▶ **Collected data**
**********

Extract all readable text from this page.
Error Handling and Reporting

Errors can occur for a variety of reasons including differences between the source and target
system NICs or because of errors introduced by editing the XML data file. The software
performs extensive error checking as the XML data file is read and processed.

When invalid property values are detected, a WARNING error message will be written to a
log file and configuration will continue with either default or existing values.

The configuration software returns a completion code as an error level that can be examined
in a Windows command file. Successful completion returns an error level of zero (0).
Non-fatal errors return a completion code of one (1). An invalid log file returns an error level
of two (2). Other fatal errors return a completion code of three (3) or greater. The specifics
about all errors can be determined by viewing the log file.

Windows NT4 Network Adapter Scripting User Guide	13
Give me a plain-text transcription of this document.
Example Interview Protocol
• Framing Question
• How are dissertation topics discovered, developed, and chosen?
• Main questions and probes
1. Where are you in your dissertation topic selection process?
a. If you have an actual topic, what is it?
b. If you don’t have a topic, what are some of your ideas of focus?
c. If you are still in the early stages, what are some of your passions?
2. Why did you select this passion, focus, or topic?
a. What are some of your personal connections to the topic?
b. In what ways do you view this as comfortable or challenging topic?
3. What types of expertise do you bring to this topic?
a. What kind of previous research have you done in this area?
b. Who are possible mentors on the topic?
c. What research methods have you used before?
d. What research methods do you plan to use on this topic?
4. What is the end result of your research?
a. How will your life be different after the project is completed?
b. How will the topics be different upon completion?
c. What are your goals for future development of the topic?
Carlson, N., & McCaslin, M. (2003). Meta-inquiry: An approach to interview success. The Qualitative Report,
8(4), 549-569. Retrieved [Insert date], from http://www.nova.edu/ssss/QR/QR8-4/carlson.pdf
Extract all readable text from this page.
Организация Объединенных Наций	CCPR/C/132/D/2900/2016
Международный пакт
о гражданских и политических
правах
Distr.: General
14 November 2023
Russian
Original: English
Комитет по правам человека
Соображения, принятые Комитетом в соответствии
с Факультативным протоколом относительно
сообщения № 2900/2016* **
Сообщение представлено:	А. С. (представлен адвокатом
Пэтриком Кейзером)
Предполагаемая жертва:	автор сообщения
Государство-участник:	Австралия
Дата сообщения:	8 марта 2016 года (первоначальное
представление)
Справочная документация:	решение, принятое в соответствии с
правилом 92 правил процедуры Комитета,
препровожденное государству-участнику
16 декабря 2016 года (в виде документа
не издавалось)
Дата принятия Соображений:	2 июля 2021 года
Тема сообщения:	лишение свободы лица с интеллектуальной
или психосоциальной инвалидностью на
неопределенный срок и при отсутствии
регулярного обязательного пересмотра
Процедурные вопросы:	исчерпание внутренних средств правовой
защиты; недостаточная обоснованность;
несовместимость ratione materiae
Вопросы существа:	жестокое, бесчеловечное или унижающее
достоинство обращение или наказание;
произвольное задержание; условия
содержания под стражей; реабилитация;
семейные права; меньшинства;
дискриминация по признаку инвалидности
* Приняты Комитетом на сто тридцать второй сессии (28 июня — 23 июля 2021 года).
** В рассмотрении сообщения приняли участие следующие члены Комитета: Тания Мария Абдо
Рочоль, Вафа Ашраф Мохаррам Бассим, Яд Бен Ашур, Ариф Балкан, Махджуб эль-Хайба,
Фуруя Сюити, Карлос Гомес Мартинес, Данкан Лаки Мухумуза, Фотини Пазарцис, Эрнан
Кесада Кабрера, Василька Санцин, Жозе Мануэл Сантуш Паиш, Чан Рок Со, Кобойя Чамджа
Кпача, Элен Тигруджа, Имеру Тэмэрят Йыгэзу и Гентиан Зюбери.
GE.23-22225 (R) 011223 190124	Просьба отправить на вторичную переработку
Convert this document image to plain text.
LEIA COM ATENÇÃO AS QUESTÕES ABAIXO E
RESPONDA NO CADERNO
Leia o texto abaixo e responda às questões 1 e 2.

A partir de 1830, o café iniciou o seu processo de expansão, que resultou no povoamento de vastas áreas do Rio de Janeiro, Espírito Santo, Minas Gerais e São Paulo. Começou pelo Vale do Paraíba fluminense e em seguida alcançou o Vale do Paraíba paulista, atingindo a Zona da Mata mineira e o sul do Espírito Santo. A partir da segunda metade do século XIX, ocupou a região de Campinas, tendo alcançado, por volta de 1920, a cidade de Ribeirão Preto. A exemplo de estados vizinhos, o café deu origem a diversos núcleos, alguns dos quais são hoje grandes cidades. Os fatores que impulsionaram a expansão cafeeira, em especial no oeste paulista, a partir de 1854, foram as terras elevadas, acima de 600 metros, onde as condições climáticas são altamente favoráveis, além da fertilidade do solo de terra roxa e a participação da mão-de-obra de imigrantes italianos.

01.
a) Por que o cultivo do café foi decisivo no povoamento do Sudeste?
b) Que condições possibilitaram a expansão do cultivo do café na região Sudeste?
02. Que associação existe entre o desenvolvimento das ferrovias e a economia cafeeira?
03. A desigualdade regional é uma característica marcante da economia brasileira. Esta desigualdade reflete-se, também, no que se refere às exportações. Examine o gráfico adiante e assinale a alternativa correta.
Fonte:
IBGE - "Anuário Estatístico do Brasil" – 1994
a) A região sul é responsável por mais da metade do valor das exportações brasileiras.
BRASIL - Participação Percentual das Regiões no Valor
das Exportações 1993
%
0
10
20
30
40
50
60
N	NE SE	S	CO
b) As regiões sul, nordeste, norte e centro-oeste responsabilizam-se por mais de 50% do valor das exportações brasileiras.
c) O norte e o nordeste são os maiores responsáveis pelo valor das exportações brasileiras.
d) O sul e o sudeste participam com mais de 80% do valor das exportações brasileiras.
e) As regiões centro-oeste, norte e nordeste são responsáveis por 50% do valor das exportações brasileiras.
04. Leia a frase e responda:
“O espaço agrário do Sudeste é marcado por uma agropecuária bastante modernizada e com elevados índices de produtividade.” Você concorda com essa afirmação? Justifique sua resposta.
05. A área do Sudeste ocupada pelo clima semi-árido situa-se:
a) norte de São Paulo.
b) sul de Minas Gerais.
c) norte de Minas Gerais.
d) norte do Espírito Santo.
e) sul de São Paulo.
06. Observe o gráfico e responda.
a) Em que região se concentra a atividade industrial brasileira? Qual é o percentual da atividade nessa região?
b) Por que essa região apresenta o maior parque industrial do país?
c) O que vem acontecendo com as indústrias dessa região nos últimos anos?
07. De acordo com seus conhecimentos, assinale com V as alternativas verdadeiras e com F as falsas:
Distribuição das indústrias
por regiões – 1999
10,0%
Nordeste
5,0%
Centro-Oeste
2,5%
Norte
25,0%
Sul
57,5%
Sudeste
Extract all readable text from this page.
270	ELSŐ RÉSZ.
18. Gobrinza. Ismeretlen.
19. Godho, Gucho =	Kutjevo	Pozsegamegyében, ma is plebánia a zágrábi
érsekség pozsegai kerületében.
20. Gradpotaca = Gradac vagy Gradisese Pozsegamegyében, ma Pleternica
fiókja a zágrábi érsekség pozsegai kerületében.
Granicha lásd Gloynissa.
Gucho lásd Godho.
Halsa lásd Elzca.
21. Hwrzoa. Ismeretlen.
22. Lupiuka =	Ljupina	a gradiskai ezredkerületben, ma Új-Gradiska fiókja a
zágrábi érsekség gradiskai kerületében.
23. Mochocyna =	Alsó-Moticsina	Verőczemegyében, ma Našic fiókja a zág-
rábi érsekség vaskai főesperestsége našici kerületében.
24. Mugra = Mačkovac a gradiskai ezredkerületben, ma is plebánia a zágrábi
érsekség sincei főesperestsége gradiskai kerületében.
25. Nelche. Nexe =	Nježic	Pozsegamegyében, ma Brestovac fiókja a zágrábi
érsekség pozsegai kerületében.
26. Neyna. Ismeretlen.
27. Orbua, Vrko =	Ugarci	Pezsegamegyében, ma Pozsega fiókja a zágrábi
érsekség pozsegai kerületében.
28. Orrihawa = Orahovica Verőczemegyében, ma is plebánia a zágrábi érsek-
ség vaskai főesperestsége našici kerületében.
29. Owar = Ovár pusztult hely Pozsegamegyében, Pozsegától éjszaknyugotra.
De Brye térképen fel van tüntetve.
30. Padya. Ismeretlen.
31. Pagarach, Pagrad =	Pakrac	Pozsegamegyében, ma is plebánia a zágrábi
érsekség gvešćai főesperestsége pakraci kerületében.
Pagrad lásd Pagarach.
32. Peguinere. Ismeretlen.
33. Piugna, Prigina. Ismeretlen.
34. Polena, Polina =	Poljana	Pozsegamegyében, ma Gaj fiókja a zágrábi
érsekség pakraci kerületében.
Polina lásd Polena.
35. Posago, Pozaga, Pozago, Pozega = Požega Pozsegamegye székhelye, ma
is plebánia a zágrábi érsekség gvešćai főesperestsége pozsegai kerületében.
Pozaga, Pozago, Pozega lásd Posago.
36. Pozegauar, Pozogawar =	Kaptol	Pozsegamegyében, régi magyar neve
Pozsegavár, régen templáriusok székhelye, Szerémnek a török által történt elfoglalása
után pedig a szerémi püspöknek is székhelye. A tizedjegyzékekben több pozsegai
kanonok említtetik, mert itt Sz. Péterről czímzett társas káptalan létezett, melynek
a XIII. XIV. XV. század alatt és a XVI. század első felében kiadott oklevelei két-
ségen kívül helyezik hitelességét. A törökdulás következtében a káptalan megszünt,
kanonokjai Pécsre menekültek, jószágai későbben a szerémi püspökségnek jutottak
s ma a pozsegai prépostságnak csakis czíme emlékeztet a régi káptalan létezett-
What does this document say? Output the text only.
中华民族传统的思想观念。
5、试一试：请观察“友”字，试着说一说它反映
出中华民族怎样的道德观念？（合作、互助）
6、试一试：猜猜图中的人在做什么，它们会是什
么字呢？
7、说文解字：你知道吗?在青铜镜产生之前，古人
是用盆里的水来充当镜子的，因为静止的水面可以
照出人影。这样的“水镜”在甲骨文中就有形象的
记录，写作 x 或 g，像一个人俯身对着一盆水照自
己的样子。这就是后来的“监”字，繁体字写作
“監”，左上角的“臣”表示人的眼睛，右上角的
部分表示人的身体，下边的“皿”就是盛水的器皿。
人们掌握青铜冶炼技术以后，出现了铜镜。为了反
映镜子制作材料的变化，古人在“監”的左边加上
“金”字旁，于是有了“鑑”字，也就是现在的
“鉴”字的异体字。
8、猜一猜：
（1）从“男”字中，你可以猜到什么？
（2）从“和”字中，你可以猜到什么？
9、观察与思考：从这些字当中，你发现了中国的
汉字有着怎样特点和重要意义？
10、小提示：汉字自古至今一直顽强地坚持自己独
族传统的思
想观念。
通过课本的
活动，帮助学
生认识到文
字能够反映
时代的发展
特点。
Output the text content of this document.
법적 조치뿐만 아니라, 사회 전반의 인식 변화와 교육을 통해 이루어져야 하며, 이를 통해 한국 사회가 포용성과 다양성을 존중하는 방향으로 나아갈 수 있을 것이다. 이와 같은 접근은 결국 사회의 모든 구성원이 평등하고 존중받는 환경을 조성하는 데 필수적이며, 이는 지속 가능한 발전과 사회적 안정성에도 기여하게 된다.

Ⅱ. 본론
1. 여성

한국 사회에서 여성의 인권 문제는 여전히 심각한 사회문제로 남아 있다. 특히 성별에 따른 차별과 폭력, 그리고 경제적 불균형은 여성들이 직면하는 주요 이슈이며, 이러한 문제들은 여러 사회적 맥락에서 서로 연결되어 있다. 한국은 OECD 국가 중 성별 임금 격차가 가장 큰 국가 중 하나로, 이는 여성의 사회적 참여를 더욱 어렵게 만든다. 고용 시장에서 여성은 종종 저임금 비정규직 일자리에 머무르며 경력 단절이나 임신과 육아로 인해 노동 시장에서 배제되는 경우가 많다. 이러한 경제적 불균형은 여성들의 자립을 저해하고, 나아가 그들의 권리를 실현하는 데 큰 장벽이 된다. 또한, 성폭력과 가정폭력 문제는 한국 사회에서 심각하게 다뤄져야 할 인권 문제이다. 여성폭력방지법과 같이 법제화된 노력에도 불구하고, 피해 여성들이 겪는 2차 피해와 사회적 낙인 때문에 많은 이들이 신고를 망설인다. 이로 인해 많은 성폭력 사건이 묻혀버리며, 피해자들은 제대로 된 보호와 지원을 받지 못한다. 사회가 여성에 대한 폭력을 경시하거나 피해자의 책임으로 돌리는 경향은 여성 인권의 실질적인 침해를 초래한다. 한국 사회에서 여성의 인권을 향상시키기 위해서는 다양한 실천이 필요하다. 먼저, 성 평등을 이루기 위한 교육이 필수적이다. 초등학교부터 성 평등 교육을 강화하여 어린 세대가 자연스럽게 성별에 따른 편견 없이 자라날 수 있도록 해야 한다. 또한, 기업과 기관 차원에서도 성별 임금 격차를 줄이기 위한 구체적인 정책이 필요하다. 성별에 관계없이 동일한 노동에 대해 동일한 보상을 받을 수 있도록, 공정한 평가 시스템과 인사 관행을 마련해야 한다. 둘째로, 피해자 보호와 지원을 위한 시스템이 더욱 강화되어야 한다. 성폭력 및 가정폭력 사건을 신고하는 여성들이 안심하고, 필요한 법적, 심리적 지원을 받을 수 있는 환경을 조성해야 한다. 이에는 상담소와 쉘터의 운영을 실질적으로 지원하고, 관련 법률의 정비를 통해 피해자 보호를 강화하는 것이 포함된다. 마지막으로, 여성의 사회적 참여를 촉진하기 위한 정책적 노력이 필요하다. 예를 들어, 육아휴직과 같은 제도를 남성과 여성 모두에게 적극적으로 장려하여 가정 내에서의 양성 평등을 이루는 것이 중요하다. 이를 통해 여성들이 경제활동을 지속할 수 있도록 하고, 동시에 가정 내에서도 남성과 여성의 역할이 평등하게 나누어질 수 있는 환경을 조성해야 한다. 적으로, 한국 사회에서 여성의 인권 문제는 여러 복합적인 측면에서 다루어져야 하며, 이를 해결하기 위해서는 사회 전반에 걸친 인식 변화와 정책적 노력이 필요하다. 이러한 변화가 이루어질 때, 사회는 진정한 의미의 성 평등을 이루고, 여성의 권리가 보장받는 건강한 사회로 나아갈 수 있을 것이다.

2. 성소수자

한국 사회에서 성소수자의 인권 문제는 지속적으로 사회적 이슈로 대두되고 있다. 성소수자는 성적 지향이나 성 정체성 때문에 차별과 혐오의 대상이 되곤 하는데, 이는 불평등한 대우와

**********

▶ **WRITTEN TASK**
Go through the material above and count the lines that contain "ezredkerületben"; give that number alone.

▶ **THE REPLY**
2